▸ WHAT YOU NEED TO DO: Filter the records below for the word "this". Copy each line that holds it.

Recorded data:
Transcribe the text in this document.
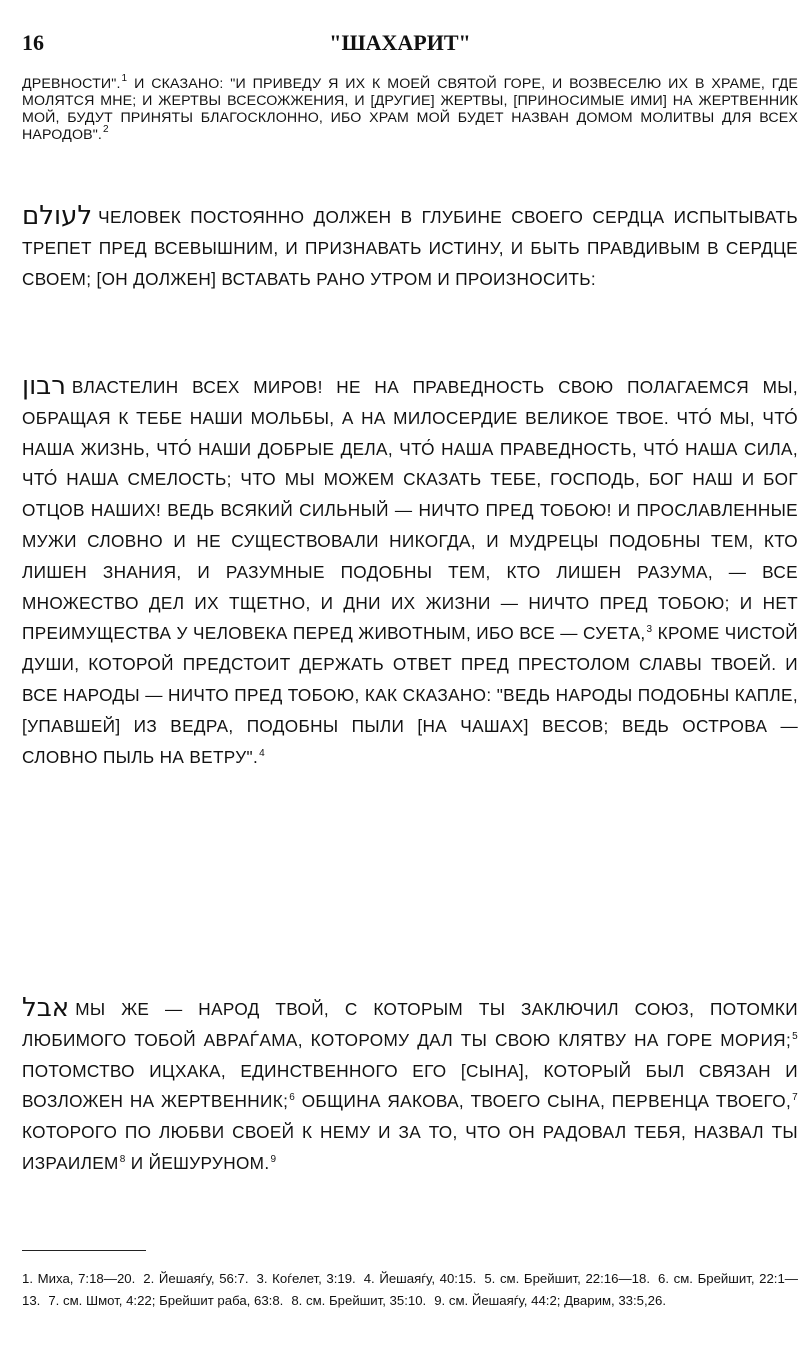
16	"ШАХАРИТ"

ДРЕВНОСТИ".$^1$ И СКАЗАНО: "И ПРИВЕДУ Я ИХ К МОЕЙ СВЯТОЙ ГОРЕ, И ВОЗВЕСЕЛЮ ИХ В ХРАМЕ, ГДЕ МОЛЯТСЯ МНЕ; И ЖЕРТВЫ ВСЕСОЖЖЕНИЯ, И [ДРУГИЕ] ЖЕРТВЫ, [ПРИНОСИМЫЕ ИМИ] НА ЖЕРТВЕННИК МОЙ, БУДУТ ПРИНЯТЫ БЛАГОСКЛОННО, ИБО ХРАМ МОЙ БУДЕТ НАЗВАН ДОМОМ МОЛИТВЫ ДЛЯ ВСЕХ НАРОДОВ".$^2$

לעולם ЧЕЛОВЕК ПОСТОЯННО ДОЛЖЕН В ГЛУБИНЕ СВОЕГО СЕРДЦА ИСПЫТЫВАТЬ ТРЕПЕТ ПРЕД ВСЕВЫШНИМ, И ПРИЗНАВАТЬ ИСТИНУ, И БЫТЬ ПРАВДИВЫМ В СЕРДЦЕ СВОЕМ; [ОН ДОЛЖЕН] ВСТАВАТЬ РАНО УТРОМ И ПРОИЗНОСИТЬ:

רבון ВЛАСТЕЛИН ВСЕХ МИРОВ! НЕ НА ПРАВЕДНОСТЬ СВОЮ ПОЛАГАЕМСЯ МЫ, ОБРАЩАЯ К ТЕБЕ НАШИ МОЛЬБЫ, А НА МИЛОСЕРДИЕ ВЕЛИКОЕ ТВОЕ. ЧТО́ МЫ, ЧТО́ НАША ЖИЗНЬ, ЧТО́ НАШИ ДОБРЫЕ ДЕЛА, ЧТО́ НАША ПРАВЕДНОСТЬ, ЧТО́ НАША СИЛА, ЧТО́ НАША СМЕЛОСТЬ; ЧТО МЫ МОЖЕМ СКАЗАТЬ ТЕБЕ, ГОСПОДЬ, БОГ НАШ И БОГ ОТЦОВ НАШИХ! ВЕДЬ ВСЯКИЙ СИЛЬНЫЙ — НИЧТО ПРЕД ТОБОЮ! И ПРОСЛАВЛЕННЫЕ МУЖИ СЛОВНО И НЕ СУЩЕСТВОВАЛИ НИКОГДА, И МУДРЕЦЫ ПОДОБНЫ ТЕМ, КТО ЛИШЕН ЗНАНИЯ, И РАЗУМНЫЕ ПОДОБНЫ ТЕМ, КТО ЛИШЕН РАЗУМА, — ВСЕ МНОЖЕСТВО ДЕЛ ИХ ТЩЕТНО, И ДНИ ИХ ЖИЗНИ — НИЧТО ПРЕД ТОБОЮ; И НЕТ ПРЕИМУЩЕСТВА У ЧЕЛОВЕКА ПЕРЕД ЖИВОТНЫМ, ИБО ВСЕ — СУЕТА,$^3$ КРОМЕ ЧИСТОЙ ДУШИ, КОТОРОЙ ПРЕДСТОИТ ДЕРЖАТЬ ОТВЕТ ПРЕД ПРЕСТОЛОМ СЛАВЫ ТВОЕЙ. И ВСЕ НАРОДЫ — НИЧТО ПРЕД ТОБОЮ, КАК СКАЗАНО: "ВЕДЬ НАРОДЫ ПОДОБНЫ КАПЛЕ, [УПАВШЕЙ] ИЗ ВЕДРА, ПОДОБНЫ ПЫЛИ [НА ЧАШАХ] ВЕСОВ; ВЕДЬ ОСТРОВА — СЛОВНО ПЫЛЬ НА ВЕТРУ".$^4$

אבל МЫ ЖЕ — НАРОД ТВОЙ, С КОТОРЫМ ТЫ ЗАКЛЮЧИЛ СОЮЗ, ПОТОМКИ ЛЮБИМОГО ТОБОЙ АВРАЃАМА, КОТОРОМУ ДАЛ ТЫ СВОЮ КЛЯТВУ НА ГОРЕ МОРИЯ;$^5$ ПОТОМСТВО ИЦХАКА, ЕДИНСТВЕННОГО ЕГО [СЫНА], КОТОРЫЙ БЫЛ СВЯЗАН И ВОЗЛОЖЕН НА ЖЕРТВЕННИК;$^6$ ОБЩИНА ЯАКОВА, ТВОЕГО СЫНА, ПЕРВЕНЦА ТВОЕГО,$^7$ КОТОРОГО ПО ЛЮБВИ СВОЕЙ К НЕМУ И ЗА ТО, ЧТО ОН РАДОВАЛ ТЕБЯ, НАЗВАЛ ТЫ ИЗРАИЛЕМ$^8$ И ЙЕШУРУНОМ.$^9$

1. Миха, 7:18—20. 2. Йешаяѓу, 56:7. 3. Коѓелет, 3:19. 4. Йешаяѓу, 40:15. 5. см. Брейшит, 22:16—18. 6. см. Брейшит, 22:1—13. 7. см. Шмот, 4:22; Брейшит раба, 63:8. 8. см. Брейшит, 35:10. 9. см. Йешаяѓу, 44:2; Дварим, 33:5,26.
* * *
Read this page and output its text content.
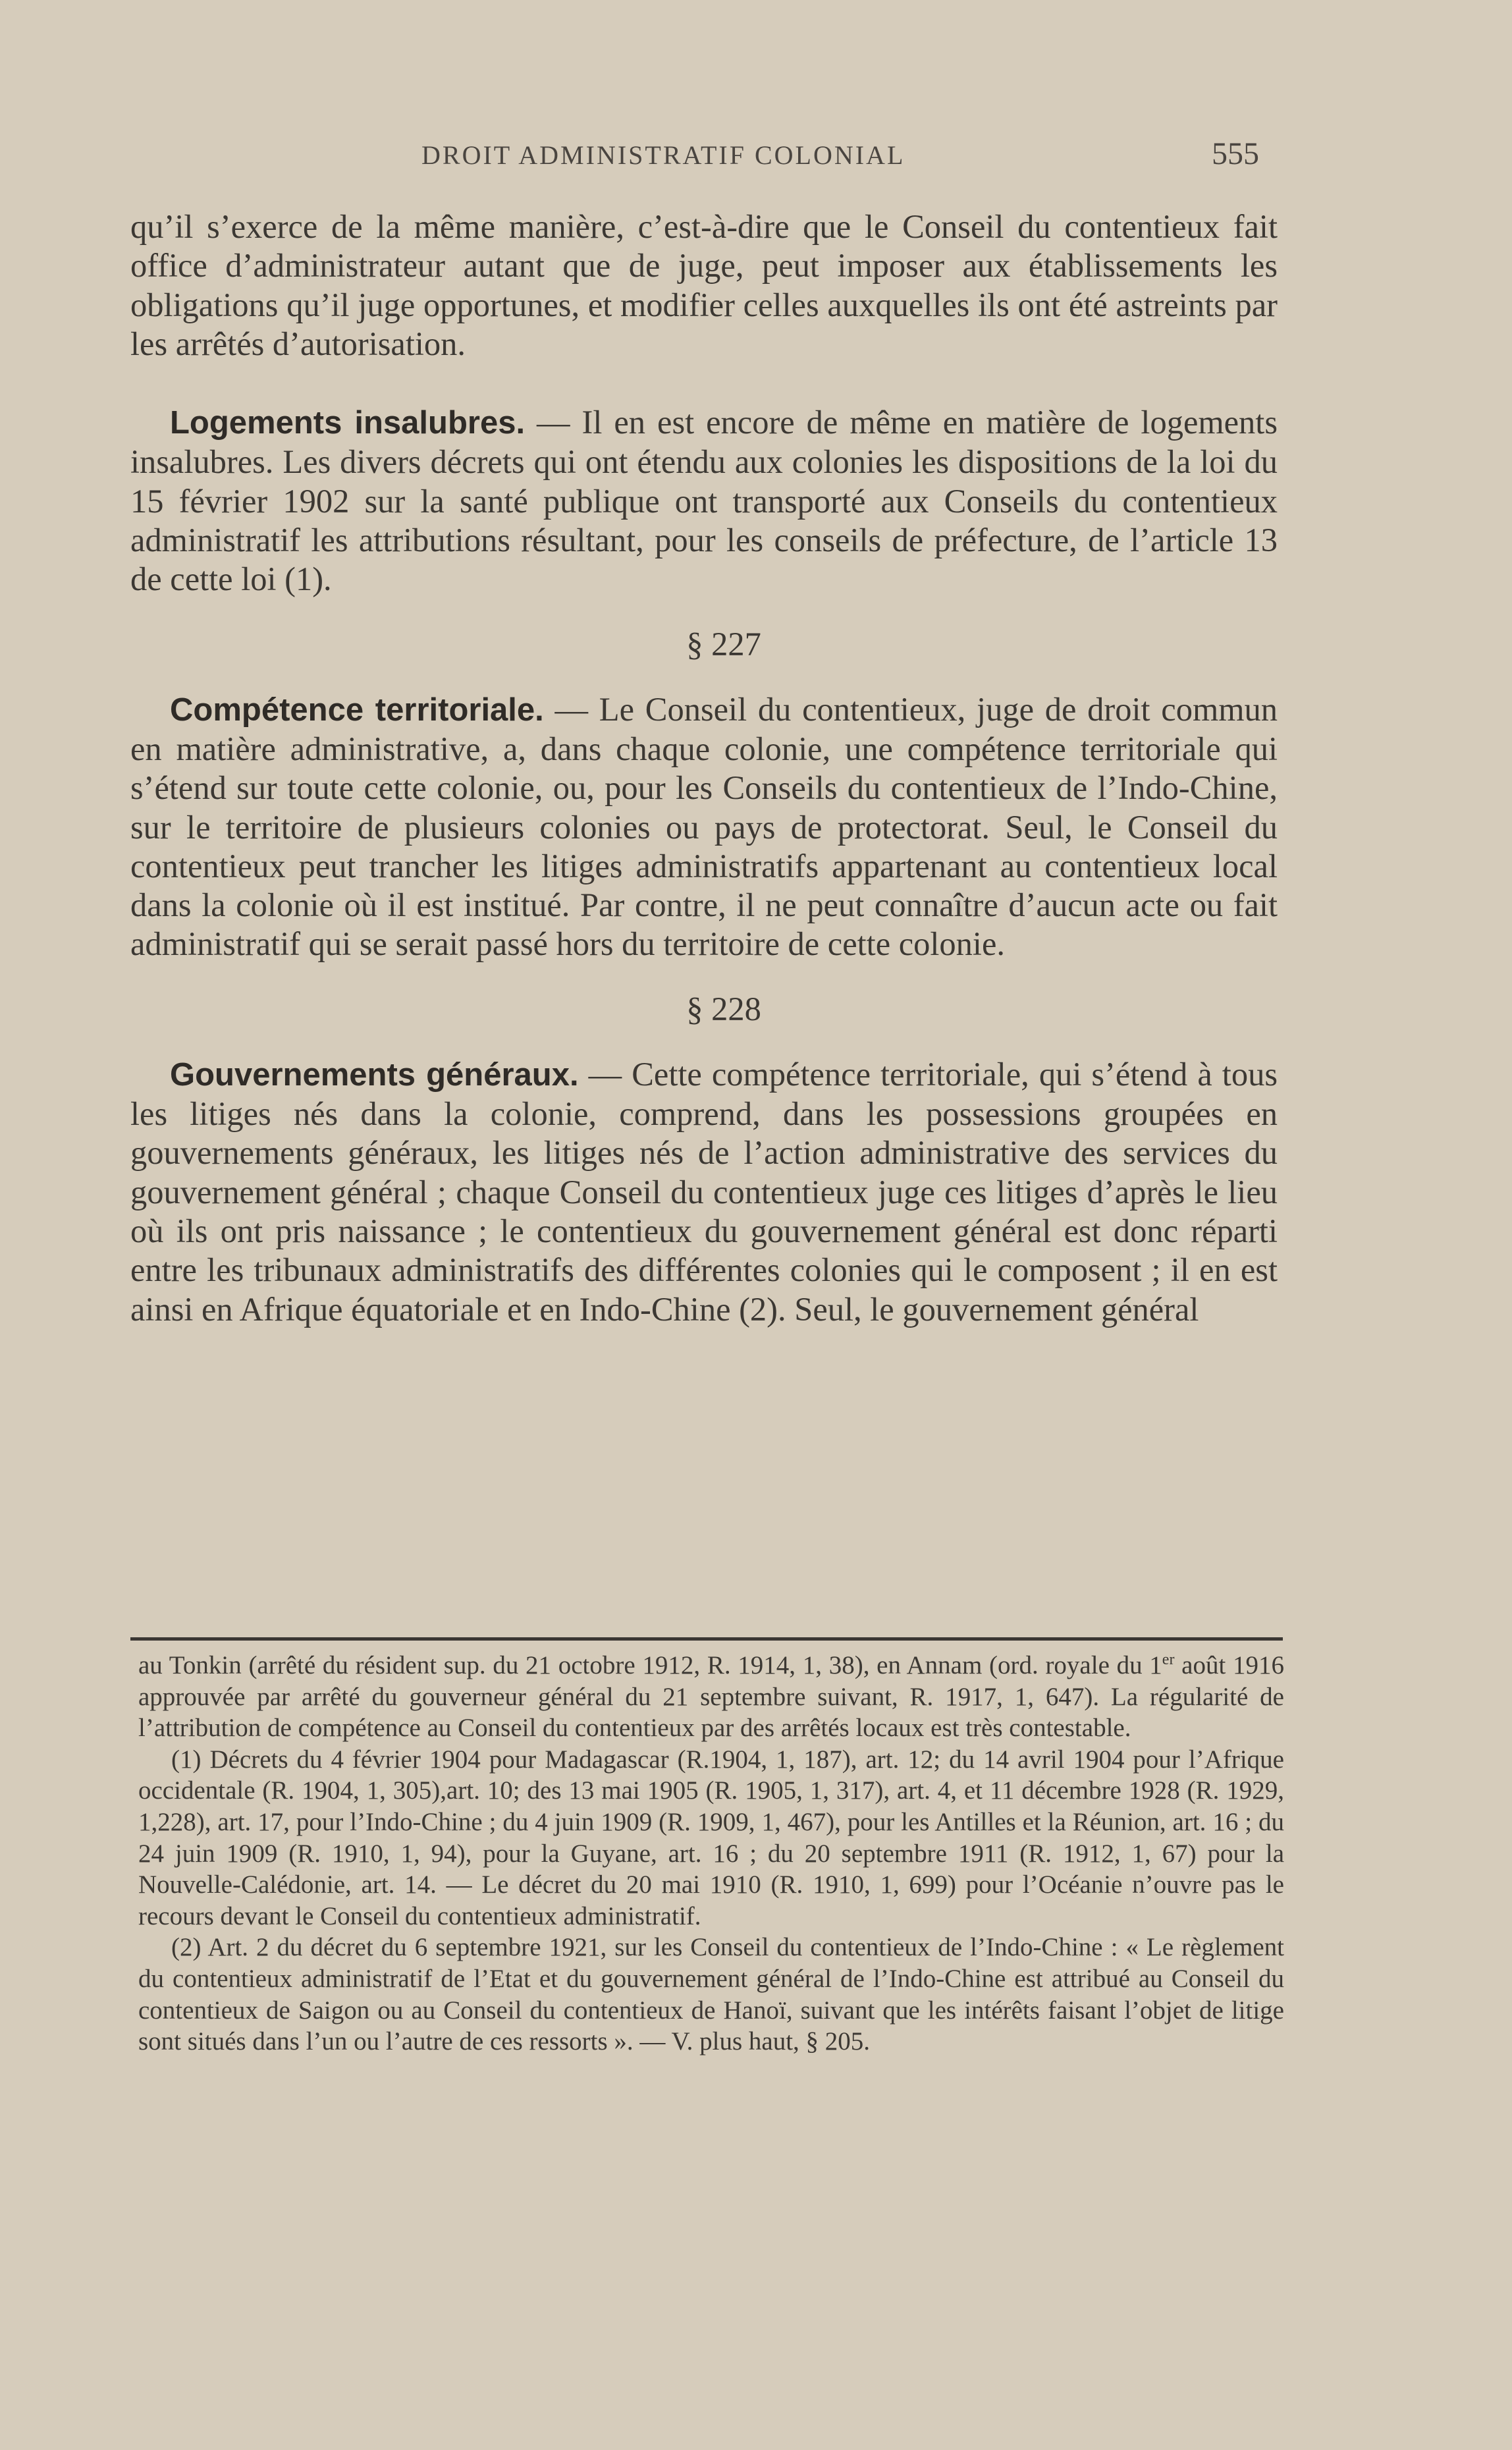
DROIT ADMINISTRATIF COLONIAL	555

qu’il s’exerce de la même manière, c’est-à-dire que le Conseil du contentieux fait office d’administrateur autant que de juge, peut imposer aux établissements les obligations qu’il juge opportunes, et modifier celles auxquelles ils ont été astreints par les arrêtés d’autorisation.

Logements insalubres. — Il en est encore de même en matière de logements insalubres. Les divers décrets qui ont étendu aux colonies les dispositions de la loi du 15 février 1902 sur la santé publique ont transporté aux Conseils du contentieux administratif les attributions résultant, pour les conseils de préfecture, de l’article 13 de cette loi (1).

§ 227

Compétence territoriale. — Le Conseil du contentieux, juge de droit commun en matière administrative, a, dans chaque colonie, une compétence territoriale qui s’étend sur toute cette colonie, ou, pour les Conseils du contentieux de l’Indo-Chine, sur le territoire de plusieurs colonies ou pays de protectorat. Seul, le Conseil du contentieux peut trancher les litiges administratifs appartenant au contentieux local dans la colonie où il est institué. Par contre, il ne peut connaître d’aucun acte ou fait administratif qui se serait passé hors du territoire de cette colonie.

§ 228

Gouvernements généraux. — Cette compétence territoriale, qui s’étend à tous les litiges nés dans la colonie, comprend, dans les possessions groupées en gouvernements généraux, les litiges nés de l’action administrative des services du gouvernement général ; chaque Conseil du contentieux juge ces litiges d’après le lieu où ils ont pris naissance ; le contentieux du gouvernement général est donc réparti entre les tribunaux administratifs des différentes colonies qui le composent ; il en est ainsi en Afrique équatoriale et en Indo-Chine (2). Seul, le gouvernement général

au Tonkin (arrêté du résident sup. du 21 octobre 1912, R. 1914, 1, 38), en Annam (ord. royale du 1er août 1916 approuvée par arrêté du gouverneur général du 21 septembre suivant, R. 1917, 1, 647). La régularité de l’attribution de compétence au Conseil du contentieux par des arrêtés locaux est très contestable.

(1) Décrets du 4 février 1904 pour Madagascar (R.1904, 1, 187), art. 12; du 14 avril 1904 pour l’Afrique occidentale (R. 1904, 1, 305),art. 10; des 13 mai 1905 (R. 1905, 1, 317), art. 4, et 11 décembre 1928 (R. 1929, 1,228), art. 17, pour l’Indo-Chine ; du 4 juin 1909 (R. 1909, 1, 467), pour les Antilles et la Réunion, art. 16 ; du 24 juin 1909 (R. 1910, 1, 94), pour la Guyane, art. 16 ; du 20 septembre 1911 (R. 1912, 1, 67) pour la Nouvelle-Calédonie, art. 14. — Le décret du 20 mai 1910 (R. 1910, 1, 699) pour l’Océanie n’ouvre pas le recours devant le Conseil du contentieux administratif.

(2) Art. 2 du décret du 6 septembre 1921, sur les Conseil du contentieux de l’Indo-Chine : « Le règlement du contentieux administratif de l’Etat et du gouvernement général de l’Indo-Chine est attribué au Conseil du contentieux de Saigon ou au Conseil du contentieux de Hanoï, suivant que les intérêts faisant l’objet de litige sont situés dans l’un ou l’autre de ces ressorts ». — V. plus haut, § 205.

▸ WRITTEN RESPONSE:
Transcribe the text in this document.
Read this page and output its text content.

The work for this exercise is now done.